» REQUIREMENTS
Lines that hold the word "Précipitations" should be located and copied.

» PROVIDED INFORMATION
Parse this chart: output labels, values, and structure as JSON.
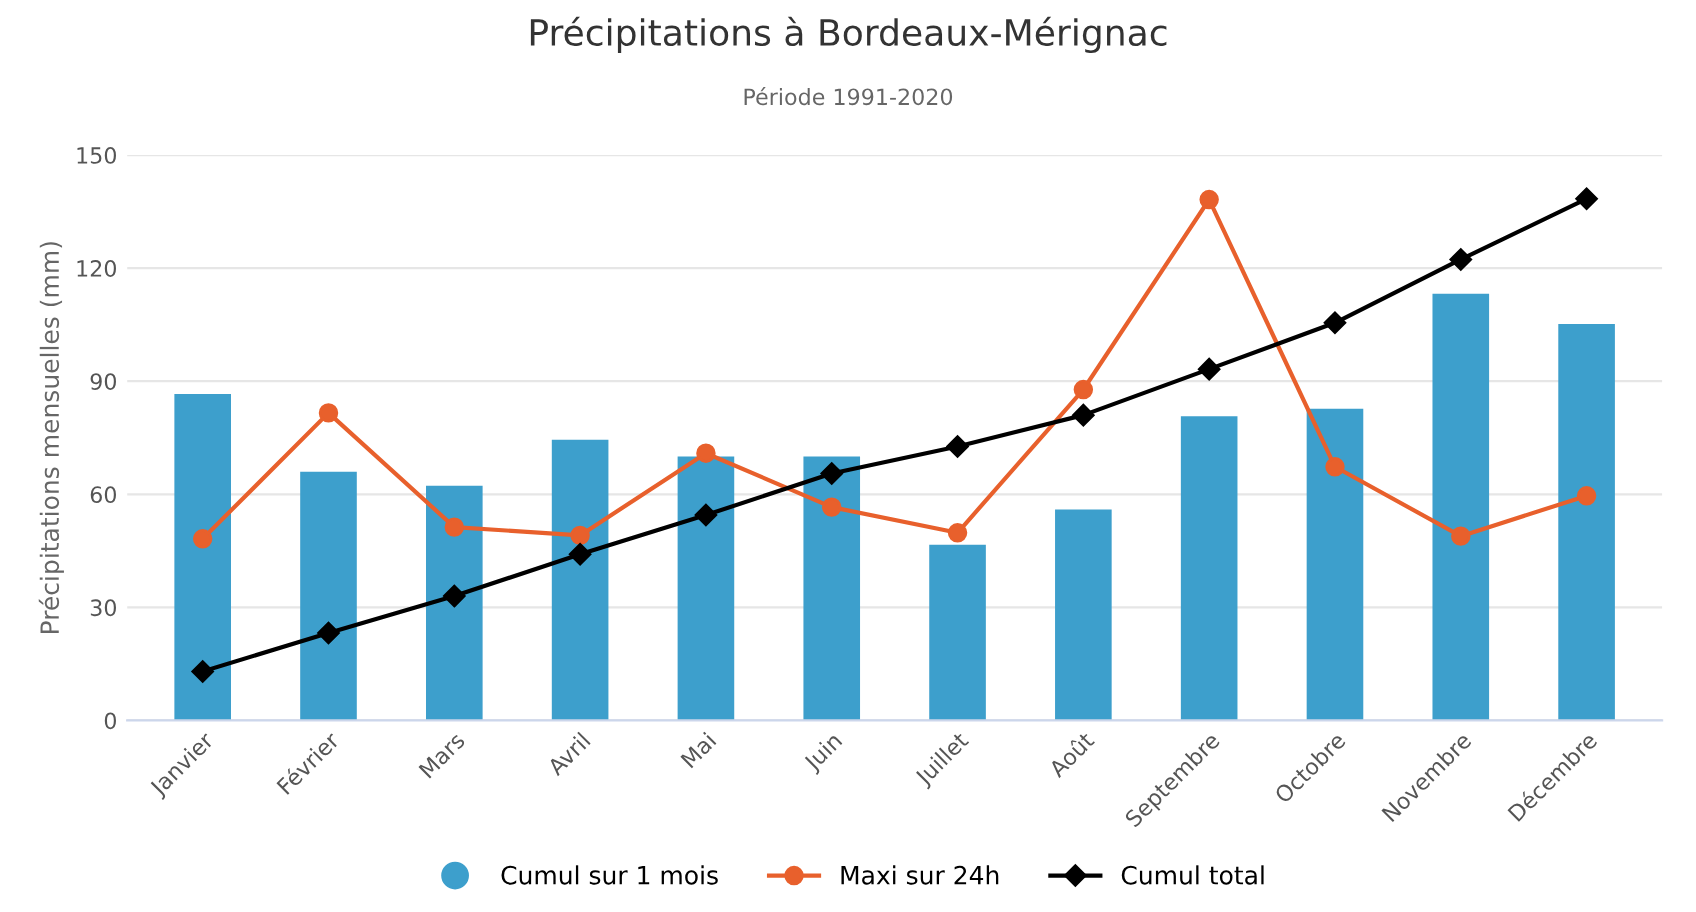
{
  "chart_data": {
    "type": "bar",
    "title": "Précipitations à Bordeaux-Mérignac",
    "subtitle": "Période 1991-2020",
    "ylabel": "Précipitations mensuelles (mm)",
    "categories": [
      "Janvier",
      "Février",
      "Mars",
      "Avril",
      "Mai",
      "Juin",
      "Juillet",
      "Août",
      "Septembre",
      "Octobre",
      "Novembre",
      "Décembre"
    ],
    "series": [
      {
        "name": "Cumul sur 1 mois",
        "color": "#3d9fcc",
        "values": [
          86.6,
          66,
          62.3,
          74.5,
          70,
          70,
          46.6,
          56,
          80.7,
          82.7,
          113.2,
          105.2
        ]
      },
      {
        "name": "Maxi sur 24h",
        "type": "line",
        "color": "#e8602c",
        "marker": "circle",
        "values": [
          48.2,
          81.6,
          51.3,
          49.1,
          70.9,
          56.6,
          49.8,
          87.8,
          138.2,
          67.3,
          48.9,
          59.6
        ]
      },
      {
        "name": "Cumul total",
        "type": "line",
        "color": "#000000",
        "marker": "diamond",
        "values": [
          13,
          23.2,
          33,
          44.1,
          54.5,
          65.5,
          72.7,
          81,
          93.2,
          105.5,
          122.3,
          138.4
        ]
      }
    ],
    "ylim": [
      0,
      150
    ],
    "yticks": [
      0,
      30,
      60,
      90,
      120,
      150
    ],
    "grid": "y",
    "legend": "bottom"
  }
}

» SOLUTION BELOW
    "title": "Précipitations à Bordeaux-Mérignac",
    "ylabel": "Précipitations mensuelles (mm)",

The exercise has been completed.